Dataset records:

####################

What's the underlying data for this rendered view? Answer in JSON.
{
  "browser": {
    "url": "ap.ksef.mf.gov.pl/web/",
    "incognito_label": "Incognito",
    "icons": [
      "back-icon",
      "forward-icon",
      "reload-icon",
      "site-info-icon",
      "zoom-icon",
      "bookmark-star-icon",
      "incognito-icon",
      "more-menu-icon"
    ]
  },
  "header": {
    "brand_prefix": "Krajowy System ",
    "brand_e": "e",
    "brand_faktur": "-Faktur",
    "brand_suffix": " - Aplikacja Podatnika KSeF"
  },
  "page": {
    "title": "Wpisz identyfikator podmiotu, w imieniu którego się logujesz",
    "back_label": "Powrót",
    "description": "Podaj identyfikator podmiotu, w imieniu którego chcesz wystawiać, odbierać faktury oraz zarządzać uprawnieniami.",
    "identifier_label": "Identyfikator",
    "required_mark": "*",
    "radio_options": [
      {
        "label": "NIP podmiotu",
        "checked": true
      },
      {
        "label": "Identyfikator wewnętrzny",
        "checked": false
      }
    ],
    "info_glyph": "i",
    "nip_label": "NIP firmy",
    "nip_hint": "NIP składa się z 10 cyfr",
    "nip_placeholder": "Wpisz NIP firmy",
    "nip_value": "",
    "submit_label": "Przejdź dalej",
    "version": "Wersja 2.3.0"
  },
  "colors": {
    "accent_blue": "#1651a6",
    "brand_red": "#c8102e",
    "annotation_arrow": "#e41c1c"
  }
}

####################

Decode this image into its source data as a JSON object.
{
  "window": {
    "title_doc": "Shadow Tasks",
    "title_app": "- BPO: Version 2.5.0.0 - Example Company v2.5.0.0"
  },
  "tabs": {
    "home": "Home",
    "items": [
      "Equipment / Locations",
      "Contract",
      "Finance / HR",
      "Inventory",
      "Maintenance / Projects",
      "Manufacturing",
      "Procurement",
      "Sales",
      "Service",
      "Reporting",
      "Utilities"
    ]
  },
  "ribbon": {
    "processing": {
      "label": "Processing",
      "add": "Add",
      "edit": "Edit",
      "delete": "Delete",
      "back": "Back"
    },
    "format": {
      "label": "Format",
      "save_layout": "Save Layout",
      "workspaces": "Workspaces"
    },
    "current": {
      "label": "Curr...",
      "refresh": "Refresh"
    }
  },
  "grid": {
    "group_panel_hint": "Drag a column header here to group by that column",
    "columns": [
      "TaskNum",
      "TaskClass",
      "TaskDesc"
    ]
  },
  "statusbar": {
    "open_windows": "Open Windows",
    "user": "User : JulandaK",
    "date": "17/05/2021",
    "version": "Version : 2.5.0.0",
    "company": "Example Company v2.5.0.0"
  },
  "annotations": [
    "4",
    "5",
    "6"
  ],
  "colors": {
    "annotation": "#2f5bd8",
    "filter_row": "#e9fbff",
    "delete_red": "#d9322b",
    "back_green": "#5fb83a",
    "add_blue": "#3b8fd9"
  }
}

####################

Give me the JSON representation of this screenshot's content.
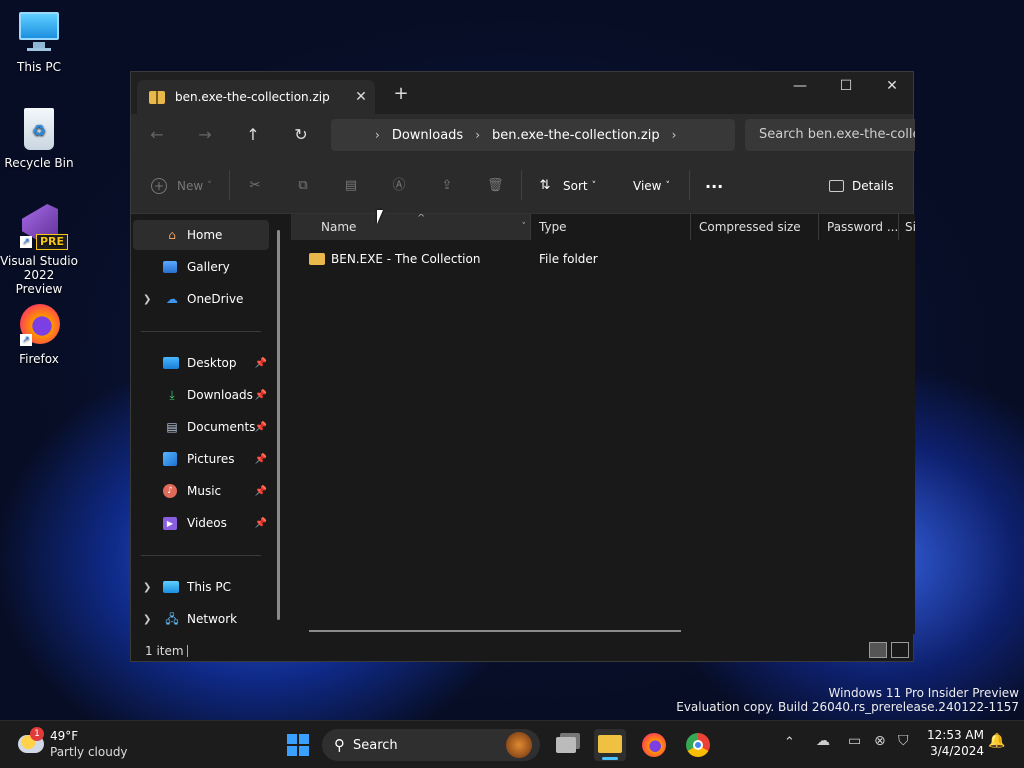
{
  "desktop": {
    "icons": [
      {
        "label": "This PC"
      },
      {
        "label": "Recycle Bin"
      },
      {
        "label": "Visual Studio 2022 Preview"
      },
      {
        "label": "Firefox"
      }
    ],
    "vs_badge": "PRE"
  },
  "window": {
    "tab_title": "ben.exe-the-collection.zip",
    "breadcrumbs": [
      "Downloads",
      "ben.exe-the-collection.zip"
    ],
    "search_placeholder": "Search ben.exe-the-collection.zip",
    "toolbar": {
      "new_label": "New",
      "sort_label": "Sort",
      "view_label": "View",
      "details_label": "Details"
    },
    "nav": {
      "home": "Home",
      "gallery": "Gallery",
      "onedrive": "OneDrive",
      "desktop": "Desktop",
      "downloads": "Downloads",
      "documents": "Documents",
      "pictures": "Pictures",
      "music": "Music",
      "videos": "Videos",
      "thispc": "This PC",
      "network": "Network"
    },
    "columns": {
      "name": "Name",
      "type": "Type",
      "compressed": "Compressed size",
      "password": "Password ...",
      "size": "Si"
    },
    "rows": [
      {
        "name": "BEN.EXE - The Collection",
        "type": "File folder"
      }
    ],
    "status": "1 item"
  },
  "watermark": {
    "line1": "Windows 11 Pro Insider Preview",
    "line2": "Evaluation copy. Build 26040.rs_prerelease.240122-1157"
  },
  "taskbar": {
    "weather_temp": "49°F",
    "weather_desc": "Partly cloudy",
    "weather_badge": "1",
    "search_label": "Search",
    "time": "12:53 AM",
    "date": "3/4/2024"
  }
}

####################

» EXERCISE AIM: Find the word "JSON" in the entries above and gather every line that holds it.

» FULL RESPONSE:
What's the underlying data for this rendered view? Answer in JSON.
Decode this image into its source data as a JSON object.
Give me the JSON representation of this screenshot's content.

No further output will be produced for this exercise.